Source text ▸
────

This species is known from Greece, Hungary, and France.

===Colombian short-tailed bat, Carollia colombiana (2001)===
This species is known only from the central Cordillera in Colombia.

===Antioquian sac-winged bat, Saccopteryx antioquensis (2001)===
A species discovered in the Central Cordillera of North Colombia.

===Nijhoff's tube-nosed bat, Paranyctimene tenax (2001)===
This fruit bat species was described in 2001, based on 1 specimen from Papua New Guinea, 7 from Vogelkop, Indonesia, and 1 from Waigeo, Indonesia. It is characterized by its long upper and lower canines and distinguished from its close and sympatric relative P. raptor by its larger size and stronger built.

===Curry's butterfly bat, Glauconycteris curryae (2001)===
This new butterfly bat from Cameroon and the Democratic Republic of Congo is distinct from other African species of its genus by the combination of the characters size, skull shape, fur colour, and the absence of spotting or reticulation. The authors named the bat G. curryi but later in 2001 the name was corrected to G. curryae.

────

Available data ▸
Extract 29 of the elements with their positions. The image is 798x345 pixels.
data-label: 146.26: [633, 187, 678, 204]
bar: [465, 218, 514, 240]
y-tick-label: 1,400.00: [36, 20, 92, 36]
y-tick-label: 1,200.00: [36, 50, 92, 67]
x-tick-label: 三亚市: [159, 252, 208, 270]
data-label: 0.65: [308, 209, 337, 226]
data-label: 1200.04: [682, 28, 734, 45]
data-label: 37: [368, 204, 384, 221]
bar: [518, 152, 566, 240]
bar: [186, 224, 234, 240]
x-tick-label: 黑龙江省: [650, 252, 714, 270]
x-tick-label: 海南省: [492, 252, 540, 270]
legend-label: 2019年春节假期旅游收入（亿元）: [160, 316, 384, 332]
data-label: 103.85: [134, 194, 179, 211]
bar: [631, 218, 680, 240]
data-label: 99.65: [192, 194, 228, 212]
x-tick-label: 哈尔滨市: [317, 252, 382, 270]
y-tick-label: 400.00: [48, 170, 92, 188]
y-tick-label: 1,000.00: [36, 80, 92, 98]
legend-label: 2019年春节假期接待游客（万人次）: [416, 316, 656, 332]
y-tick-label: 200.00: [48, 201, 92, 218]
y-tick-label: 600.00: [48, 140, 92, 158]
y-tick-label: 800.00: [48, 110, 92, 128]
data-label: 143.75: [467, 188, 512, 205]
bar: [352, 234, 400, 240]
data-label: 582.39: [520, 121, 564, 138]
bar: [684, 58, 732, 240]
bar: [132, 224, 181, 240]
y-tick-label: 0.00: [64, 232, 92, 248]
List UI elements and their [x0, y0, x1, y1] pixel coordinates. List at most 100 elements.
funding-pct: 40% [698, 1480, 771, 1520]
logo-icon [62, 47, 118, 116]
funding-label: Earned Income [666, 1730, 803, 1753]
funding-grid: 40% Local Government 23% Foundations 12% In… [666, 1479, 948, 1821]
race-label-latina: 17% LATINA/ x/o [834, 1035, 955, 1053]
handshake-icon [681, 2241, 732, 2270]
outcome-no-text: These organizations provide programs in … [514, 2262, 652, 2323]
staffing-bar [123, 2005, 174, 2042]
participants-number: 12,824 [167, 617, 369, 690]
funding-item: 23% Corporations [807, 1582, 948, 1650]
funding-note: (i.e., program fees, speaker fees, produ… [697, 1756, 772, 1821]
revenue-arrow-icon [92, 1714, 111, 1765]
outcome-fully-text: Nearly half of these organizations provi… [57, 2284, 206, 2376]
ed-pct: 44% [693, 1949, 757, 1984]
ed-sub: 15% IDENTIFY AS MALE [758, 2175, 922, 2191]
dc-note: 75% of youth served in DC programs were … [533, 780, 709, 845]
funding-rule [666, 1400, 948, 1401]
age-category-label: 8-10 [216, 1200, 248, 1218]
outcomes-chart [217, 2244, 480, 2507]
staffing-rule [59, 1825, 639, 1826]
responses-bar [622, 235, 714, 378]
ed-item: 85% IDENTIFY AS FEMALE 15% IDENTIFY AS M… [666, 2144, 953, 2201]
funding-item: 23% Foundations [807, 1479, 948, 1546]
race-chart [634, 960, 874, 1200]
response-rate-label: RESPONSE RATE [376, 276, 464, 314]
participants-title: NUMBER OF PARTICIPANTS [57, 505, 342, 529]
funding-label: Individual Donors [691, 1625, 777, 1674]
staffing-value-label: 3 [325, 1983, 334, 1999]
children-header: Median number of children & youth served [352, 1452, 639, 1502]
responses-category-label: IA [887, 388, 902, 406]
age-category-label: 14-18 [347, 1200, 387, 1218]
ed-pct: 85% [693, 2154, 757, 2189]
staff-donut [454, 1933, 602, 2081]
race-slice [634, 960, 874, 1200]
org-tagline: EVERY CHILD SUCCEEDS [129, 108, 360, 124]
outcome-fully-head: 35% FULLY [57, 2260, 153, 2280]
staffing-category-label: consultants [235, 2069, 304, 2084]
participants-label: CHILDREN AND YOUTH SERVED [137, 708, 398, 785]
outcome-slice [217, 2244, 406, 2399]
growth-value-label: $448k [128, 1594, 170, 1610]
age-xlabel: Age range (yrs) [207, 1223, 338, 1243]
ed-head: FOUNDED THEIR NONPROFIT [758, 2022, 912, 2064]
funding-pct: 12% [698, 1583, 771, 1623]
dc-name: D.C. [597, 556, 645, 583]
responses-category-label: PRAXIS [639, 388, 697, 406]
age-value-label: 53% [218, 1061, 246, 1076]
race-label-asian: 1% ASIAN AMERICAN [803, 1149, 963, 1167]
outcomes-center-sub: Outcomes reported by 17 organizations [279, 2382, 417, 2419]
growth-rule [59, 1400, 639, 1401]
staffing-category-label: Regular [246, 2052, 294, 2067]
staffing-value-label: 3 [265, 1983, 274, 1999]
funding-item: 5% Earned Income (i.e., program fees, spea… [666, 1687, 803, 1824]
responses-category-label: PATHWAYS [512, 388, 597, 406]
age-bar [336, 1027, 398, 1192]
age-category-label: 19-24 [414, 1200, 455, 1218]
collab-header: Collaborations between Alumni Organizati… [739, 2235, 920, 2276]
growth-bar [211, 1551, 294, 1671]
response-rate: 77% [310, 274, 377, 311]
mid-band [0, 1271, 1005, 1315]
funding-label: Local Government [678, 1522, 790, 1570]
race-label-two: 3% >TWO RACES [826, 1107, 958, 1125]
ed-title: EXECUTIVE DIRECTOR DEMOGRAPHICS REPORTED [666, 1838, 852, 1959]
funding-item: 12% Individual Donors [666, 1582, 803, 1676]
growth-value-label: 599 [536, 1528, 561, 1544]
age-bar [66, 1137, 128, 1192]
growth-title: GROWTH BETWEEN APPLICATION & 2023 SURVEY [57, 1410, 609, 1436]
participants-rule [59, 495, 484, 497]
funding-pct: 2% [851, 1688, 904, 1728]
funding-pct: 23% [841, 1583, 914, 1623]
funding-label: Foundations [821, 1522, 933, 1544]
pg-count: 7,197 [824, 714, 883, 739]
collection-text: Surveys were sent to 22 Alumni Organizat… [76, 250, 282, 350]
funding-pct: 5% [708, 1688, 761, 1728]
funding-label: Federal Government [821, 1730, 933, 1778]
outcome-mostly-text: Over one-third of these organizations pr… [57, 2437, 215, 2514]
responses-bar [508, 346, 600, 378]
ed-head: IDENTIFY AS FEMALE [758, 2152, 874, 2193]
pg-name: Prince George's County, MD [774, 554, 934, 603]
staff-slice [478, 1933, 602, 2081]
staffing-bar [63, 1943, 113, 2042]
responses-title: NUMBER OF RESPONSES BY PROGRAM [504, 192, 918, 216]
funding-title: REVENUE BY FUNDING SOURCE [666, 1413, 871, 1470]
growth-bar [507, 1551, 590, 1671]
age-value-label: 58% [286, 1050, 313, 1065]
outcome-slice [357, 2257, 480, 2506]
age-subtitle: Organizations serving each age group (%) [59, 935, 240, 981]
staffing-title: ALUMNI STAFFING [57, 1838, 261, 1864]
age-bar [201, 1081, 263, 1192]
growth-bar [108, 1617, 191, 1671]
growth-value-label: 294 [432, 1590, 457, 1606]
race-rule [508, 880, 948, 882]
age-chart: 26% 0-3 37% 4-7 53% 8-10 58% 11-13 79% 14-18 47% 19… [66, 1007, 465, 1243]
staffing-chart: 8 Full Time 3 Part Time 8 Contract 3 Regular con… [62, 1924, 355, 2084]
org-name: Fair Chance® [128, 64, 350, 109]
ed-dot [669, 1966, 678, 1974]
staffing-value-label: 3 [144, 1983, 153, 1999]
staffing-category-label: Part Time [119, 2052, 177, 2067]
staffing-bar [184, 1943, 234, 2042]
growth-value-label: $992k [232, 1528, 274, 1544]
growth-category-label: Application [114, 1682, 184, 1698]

────

Assigned task 1 ▸
In the bat species list, what name did the authors first give to Curry's butterfly bat?
Assigned task 2 ▸
Please list the common name of every bat that has its own heading in the bat species list.
The lines are separate material and have nothing to do with the bat species list.

Final answer 1 ▸
G. curryi

Final answer 2 ▸
Colombian short-tailed bat
Antioquian sac-winged bat
Nijhoff's tube-nosed bat
Curry's butterfly bat